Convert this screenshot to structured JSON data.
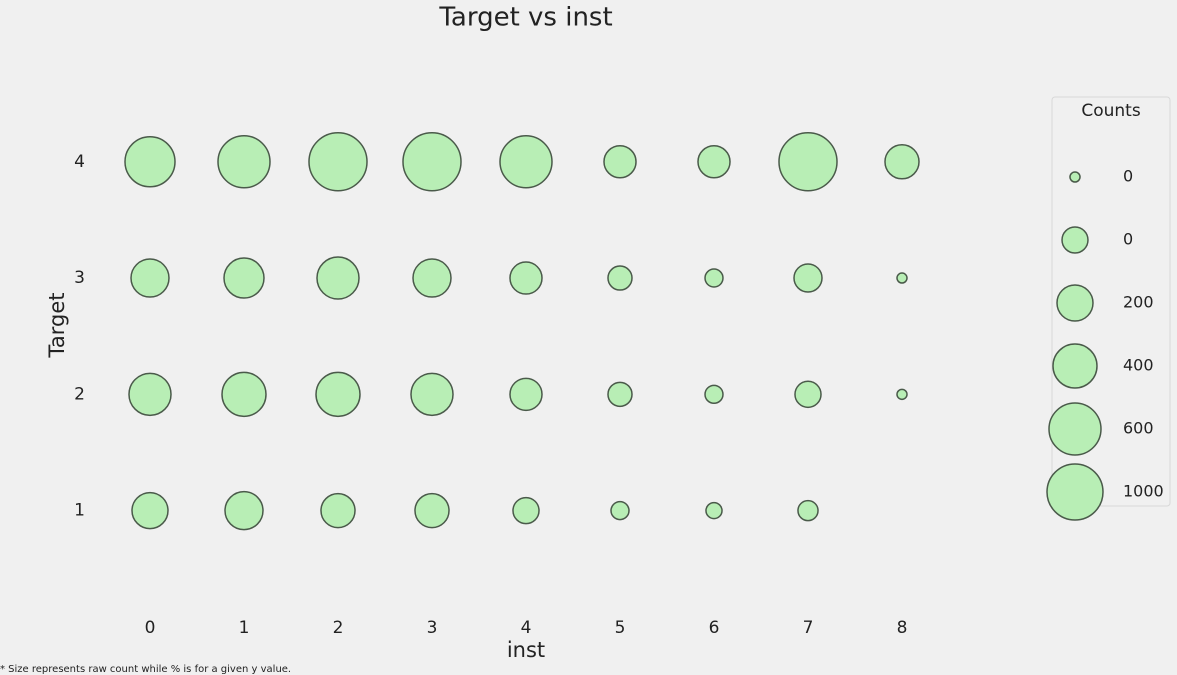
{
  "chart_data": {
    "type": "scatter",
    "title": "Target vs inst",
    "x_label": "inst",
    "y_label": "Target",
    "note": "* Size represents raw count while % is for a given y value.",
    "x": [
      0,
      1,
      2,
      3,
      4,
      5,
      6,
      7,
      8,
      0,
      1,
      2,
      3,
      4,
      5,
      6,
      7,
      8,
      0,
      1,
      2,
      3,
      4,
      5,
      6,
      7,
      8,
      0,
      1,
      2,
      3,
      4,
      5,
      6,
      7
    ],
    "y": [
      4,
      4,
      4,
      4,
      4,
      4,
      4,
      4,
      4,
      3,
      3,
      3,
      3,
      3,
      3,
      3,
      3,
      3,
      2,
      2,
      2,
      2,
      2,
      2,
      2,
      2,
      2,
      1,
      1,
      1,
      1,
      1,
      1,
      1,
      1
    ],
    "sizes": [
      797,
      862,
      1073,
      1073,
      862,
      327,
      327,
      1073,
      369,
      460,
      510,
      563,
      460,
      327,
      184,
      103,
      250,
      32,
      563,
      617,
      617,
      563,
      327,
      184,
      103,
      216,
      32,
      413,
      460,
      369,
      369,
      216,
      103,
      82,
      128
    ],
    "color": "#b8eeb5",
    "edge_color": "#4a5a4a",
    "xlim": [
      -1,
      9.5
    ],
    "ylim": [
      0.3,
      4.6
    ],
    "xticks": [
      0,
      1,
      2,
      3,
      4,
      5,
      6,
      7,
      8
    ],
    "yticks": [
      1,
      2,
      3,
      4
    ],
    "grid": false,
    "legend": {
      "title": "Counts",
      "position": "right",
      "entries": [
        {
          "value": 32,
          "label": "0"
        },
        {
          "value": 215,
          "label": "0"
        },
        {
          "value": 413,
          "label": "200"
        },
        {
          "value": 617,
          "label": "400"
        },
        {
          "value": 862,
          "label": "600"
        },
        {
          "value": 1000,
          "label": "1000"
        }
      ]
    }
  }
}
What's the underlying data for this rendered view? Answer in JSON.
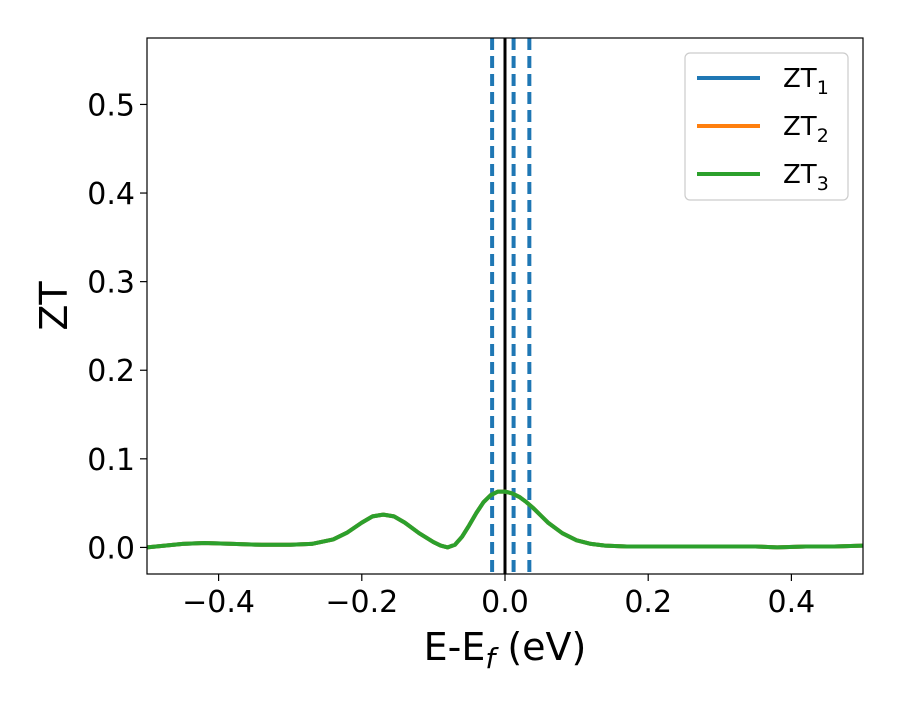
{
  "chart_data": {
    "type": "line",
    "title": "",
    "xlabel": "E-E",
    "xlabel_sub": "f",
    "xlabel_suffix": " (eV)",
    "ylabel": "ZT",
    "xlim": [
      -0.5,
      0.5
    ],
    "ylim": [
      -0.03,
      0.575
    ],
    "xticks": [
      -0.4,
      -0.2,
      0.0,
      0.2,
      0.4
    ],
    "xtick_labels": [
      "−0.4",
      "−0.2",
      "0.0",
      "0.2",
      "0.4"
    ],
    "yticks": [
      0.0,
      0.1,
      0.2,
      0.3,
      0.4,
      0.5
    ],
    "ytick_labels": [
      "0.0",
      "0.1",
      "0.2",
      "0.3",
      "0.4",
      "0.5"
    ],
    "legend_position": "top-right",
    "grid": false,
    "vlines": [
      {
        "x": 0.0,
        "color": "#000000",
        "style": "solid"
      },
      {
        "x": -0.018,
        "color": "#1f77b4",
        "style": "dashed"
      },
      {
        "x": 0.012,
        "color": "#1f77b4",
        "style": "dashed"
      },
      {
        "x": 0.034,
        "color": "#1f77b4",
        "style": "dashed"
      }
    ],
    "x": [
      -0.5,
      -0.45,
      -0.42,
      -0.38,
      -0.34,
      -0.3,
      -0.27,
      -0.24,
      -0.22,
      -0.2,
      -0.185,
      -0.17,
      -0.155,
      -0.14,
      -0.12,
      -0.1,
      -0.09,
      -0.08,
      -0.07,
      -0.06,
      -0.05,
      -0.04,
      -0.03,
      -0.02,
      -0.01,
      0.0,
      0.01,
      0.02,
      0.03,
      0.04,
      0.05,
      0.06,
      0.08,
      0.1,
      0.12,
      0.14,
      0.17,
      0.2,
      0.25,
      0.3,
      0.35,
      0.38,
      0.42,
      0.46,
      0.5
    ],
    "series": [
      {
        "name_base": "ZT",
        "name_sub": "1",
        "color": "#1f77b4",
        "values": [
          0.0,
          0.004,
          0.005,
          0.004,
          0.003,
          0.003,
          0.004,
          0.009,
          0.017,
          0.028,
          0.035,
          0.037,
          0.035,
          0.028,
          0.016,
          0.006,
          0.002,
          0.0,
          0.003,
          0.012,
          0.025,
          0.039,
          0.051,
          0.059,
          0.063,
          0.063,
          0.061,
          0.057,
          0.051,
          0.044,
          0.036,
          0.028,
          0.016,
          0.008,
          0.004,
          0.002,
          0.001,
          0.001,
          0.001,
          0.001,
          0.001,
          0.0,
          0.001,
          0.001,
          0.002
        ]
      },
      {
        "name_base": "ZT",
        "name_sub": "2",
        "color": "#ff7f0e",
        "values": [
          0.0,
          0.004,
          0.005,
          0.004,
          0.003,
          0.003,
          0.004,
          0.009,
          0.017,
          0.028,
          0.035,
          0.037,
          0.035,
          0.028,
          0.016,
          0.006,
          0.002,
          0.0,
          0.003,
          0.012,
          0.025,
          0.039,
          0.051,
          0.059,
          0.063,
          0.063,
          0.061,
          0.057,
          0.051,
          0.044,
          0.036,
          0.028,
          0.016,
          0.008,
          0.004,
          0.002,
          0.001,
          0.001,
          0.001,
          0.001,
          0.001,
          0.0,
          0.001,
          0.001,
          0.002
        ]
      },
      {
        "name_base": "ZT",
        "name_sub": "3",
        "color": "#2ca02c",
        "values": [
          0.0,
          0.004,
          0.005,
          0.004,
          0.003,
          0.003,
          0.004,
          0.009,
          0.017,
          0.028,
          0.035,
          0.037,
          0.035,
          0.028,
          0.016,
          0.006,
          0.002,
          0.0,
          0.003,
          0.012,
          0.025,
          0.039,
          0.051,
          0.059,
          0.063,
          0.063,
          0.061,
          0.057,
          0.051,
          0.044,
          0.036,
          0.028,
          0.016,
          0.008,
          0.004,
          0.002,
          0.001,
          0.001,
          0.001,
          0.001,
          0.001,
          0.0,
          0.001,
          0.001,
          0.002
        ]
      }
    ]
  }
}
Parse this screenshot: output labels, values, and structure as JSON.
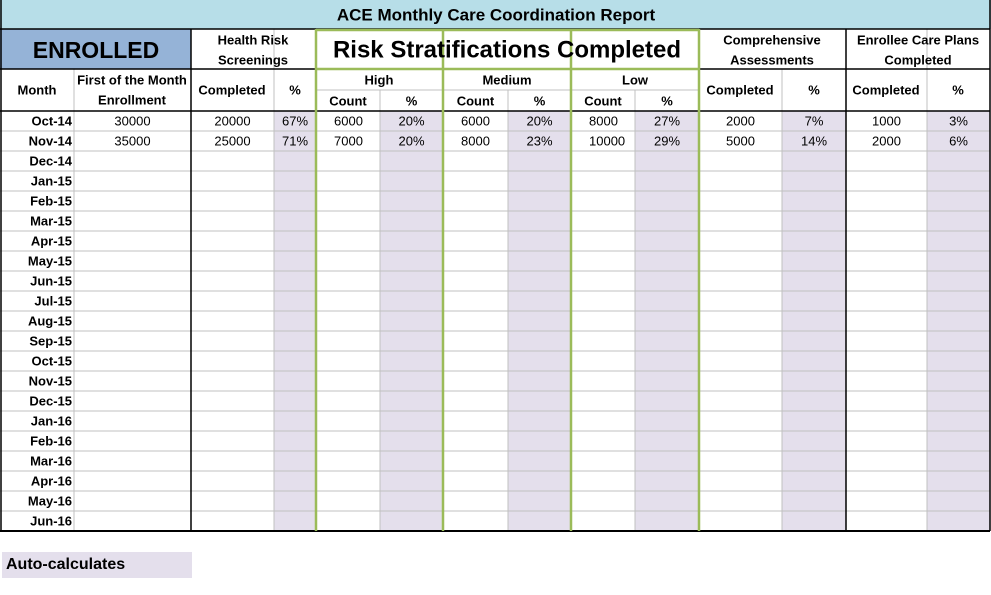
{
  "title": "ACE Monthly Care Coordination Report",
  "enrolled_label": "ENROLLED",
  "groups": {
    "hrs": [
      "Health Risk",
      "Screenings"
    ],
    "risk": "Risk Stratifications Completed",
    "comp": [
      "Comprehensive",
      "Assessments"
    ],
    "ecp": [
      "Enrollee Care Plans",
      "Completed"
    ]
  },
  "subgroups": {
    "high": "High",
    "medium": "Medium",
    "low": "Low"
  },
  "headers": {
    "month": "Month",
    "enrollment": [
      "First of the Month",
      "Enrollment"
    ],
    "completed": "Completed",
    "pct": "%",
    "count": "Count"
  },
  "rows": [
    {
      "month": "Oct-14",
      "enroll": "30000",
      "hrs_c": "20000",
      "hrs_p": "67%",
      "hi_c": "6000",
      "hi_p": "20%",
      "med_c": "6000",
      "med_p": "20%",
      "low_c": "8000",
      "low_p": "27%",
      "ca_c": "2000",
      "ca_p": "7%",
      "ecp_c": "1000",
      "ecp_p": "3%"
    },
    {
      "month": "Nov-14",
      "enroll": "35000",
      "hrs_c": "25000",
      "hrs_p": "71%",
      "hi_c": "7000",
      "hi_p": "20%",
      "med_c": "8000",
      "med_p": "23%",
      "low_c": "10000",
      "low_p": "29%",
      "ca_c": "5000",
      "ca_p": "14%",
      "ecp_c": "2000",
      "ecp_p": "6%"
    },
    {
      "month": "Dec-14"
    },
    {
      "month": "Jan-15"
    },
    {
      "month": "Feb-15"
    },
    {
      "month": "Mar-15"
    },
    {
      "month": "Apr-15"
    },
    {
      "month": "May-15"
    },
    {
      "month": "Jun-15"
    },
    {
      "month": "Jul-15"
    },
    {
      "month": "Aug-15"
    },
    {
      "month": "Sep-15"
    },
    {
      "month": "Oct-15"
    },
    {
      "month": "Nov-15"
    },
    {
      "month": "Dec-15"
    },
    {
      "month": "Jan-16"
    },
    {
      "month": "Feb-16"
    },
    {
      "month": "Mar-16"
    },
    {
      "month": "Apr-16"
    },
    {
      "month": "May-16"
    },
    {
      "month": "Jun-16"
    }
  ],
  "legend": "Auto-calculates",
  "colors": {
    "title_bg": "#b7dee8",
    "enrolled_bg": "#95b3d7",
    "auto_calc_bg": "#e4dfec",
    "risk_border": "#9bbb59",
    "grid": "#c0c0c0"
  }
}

───

→ Stated goal
The lines to be quoted run from the line containing "Parse this screenshot: output" through the end of the entries above, both included; quote them exactly and leave out any pictures.

→ Exercise result
Parse this screenshot: output labels, values, and structure as JSON.
{
  "title": "ACE Monthly Care Coordination Report",
  "enrolled_label": "ENROLLED",
  "groups": {
    "hrs": [
      "Health Risk",
      "Screenings"
    ],
    "risk": "Risk Stratifications Completed",
    "comp": [
      "Comprehensive",
      "Assessments"
    ],
    "ecp": [
      "Enrollee Care Plans",
      "Completed"
    ]
  },
  "subgroups": {
    "high": "High",
    "medium": "Medium",
    "low": "Low"
  },
  "headers": {
    "month": "Month",
    "enrollment": [
      "First of the Month",
      "Enrollment"
    ],
    "completed": "Completed",
    "pct": "%",
    "count": "Count"
  },
  "rows": [
    {
      "month": "Oct-14",
      "enroll": "30000",
      "hrs_c": "20000",
      "hrs_p": "67%",
      "hi_c": "6000",
      "hi_p": "20%",
      "med_c": "6000",
      "med_p": "20%",
      "low_c": "8000",
      "low_p": "27%",
      "ca_c": "2000",
      "ca_p": "7%",
      "ecp_c": "1000",
      "ecp_p": "3%"
    },
    {
      "month": "Nov-14",
      "enroll": "35000",
      "hrs_c": "25000",
      "hrs_p": "71%",
      "hi_c": "7000",
      "hi_p": "20%",
      "med_c": "8000",
      "med_p": "23%",
      "low_c": "10000",
      "low_p": "29%",
      "ca_c": "5000",
      "ca_p": "14%",
      "ecp_c": "2000",
      "ecp_p": "6%"
    },
    {
      "month": "Dec-14"
    },
    {
      "month": "Jan-15"
    },
    {
      "month": "Feb-15"
    },
    {
      "month": "Mar-15"
    },
    {
      "month": "Apr-15"
    },
    {
      "month": "May-15"
    },
    {
      "month": "Jun-15"
    },
    {
      "month": "Jul-15"
    },
    {
      "month": "Aug-15"
    },
    {
      "month": "Sep-15"
    },
    {
      "month": "Oct-15"
    },
    {
      "month": "Nov-15"
    },
    {
      "month": "Dec-15"
    },
    {
      "month": "Jan-16"
    },
    {
      "month": "Feb-16"
    },
    {
      "month": "Mar-16"
    },
    {
      "month": "Apr-16"
    },
    {
      "month": "May-16"
    },
    {
      "month": "Jun-16"
    }
  ],
  "legend": "Auto-calculates",
  "colors": {
    "title_bg": "#b7dee8",
    "enrolled_bg": "#95b3d7",
    "auto_calc_bg": "#e4dfec",
    "risk_border": "#9bbb59",
    "grid": "#c0c0c0"
  }
}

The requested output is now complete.